- _Exercise details_: Gather all lines in the entries below that include the word "Earth".

====== Rows

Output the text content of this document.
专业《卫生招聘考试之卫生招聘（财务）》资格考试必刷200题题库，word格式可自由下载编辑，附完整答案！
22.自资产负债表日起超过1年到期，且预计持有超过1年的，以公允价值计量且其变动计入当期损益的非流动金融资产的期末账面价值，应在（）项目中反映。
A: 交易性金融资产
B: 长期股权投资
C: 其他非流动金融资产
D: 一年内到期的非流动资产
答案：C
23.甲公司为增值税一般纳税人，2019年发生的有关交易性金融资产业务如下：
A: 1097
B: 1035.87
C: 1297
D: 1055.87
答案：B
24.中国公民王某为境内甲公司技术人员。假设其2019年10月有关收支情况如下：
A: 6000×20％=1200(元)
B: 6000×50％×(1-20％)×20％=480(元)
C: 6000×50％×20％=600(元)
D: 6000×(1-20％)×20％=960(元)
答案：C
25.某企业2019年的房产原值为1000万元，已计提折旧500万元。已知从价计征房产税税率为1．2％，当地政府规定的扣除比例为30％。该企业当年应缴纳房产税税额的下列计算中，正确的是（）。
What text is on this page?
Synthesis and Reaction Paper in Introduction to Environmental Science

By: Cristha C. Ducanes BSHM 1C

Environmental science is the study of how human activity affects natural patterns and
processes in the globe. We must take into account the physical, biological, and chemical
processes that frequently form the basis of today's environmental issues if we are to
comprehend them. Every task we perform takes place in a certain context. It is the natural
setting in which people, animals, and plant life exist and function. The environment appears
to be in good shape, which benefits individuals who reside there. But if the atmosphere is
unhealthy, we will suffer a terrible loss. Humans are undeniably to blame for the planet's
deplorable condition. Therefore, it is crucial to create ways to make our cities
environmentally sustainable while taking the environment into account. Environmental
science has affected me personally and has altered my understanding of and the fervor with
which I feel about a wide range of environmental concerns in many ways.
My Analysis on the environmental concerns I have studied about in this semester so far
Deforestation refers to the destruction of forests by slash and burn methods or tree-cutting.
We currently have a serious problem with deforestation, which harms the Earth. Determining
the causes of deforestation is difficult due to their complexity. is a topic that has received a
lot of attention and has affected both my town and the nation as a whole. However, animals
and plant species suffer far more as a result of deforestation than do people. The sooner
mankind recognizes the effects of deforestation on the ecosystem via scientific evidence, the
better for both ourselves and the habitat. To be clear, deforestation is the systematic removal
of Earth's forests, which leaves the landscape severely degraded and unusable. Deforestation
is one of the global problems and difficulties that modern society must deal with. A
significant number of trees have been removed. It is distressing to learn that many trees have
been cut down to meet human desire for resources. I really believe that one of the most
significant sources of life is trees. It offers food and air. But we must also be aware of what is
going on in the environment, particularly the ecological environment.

============

- _Correct response_:
We currently have a serious problem with deforestation, which harms the Earth. Determining
of Earth's forests, which leaves the landscape severely degraded and unusable. Deforestation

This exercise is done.